Aim of the task -
Please copy the lines of the data below from the line with "series-line-4 xyxy=(413,248,658,420)" up to and including the line with "x-tick-label: 0.0 xyxy=(42,443,57,455)", reproducing each one unchanged.
----- Provided records -----
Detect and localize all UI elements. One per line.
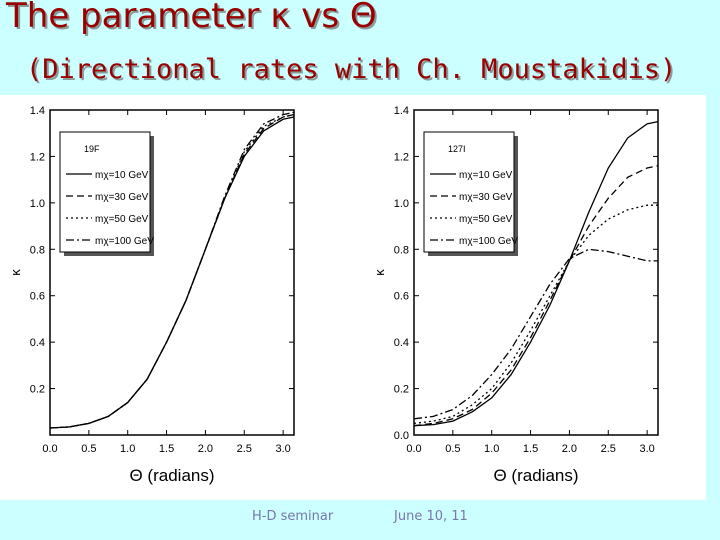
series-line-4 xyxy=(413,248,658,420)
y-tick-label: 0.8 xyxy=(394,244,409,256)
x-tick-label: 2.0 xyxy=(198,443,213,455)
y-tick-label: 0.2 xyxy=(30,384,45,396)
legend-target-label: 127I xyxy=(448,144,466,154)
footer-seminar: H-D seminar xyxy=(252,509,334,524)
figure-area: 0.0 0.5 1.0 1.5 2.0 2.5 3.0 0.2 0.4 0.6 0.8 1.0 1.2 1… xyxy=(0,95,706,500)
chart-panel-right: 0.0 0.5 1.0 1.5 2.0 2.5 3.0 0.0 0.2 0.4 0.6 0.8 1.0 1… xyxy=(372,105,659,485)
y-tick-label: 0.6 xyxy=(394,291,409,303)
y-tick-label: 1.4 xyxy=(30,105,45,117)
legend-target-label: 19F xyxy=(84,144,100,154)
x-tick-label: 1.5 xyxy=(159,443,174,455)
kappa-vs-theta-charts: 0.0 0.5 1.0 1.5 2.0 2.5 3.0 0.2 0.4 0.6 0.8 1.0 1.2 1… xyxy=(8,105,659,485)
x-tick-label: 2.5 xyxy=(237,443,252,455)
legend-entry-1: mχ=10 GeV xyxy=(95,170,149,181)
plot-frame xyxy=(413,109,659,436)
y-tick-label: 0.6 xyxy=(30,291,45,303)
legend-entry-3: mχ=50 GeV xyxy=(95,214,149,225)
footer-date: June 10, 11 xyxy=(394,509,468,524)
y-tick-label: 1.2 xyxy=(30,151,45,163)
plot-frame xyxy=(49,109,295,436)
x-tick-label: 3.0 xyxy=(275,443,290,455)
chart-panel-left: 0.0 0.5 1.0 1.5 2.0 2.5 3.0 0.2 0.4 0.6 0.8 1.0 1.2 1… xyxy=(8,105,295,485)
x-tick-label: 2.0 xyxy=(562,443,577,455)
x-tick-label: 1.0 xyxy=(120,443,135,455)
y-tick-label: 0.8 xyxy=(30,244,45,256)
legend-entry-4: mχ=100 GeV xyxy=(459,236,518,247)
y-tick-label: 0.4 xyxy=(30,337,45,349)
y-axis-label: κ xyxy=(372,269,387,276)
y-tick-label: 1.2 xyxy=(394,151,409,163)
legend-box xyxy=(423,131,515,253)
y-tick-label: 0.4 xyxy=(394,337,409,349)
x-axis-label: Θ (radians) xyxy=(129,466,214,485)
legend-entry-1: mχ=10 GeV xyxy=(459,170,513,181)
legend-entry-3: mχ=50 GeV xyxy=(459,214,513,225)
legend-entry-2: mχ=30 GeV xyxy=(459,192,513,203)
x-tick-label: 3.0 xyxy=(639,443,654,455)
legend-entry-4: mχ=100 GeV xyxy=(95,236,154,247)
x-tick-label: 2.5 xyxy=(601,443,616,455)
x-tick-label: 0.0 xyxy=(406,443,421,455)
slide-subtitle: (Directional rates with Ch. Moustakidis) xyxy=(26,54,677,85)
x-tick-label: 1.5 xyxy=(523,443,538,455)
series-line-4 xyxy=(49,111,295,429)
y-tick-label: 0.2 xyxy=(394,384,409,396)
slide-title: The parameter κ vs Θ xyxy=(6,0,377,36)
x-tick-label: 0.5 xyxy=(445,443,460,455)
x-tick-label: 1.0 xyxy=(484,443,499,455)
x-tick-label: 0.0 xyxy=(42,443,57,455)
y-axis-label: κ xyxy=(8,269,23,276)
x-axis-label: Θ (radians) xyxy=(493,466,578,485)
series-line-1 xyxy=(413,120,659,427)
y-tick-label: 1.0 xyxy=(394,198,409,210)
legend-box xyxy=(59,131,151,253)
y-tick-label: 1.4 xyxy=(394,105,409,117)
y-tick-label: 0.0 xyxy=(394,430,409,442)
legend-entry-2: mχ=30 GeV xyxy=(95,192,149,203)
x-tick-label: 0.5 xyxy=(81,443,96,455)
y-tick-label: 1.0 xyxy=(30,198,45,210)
-----
----- Provided records -----
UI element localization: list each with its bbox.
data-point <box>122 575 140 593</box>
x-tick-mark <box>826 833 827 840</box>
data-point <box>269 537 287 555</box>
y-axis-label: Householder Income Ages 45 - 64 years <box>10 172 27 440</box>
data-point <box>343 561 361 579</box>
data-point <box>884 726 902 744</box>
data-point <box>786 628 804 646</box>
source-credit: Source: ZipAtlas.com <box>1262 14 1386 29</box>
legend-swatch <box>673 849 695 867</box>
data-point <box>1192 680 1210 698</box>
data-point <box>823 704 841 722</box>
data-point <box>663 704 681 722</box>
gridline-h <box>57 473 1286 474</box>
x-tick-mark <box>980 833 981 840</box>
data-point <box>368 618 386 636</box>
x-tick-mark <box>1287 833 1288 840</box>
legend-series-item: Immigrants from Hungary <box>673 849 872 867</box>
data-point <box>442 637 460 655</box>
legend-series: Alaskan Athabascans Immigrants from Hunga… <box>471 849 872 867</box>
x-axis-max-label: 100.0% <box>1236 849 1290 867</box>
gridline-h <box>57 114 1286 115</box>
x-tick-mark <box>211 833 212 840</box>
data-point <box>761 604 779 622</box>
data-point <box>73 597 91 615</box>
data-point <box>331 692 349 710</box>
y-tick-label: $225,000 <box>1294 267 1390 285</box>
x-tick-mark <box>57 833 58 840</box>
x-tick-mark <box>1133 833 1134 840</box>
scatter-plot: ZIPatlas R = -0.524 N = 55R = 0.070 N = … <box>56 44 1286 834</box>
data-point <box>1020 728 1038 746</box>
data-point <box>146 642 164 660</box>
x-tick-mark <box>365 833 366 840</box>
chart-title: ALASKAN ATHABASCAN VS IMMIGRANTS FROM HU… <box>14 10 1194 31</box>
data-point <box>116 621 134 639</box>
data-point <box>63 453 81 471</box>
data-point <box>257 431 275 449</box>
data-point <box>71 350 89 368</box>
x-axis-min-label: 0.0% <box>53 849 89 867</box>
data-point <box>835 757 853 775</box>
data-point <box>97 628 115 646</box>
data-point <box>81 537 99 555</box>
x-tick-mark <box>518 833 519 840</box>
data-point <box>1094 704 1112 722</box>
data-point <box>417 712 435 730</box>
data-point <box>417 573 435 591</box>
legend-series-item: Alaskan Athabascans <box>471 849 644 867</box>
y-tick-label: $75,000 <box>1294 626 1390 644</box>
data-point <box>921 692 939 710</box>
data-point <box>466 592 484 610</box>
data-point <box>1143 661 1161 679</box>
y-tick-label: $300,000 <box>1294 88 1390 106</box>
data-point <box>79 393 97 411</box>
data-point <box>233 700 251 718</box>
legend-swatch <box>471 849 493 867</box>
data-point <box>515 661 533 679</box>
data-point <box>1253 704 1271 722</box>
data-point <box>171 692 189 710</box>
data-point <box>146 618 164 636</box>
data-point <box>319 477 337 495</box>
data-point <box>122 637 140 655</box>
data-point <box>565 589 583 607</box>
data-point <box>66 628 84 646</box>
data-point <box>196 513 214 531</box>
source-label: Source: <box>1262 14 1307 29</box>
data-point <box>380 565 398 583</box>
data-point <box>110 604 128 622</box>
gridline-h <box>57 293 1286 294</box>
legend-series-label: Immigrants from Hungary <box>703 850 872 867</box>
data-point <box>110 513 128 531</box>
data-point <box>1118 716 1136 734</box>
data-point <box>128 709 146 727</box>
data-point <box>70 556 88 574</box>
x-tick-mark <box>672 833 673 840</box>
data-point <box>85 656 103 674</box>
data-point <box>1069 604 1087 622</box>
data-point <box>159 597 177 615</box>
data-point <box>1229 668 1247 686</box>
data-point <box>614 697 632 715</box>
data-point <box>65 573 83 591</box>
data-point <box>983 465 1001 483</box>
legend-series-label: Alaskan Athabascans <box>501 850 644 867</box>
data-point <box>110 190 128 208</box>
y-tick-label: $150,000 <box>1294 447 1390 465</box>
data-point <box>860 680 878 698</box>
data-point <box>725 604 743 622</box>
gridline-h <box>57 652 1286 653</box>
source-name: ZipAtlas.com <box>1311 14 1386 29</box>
-----
Problem solution -
series-line-4 xyxy=(413,248,658,420)
y-tick-label: 0.8 xyxy=(394,244,409,256)
x-tick-label: 2.0 xyxy=(198,443,213,455)
y-tick-label: 0.2 xyxy=(30,384,45,396)
legend-target-label: 127I xyxy=(448,144,466,154)
footer-seminar: H-D seminar xyxy=(252,509,334,524)
figure-area: 0.0 0.5 1.0 1.5 2.0 2.5 3.0 0.2 0.4 0.6 0.8 1.0 1.2 1… xyxy=(0,95,706,500)
chart-panel-right: 0.0 0.5 1.0 1.5 2.0 2.5 3.0 0.0 0.2 0.4 0.6 0.8 1.0 1… xyxy=(372,105,659,485)
y-tick-label: 0.6 xyxy=(394,291,409,303)
y-tick-label: 1.4 xyxy=(30,105,45,117)
legend-target-label: 19F xyxy=(84,144,100,154)
x-tick-label: 1.5 xyxy=(159,443,174,455)
kappa-vs-theta-charts: 0.0 0.5 1.0 1.5 2.0 2.5 3.0 0.2 0.4 0.6 0.8 1.0 1.2 1… xyxy=(8,105,659,485)
x-tick-label: 2.5 xyxy=(237,443,252,455)
legend-entry-1: mχ=10 GeV xyxy=(95,170,149,181)
plot-frame xyxy=(413,109,659,436)
y-tick-label: 0.6 xyxy=(30,291,45,303)
legend-entry-3: mχ=50 GeV xyxy=(95,214,149,225)
footer-date: June 10, 11 xyxy=(394,509,468,524)
y-tick-label: 1.2 xyxy=(30,151,45,163)
plot-frame xyxy=(49,109,295,436)
x-tick-label: 3.0 xyxy=(275,443,290,455)
chart-panel-left: 0.0 0.5 1.0 1.5 2.0 2.5 3.0 0.2 0.4 0.6 0.8 1.0 1.2 1… xyxy=(8,105,295,485)
x-tick-label: 2.0 xyxy=(562,443,577,455)
x-tick-label: 1.0 xyxy=(120,443,135,455)
y-tick-label: 0.8 xyxy=(30,244,45,256)
legend-entry-4: mχ=100 GeV xyxy=(459,236,518,247)
y-tick-label: 0.4 xyxy=(30,337,45,349)
y-axis-label: κ xyxy=(372,269,387,276)
y-tick-label: 1.2 xyxy=(394,151,409,163)
legend-box xyxy=(423,131,515,253)
y-tick-label: 0.4 xyxy=(394,337,409,349)
x-axis-label: Θ (radians) xyxy=(129,466,214,485)
legend-entry-1: mχ=10 GeV xyxy=(459,170,513,181)
legend-entry-3: mχ=50 GeV xyxy=(459,214,513,225)
legend-entry-2: mχ=30 GeV xyxy=(459,192,513,203)
x-tick-label: 3.0 xyxy=(639,443,654,455)
legend-entry-4: mχ=100 GeV xyxy=(95,236,154,247)
x-tick-label: 2.5 xyxy=(601,443,616,455)
x-tick-label: 0.0 xyxy=(406,443,421,455)
slide-subtitle: (Directional rates with Ch. Moustakidis) xyxy=(26,54,677,85)
x-tick-label: 1.5 xyxy=(523,443,538,455)
series-line-4 xyxy=(49,111,295,429)
y-tick-label: 0.2 xyxy=(394,384,409,396)
slide-title: The parameter κ vs Θ xyxy=(6,0,377,36)
x-tick-label: 0.5 xyxy=(445,443,460,455)
x-tick-label: 1.0 xyxy=(484,443,499,455)
x-tick-label: 0.0 xyxy=(42,443,57,455)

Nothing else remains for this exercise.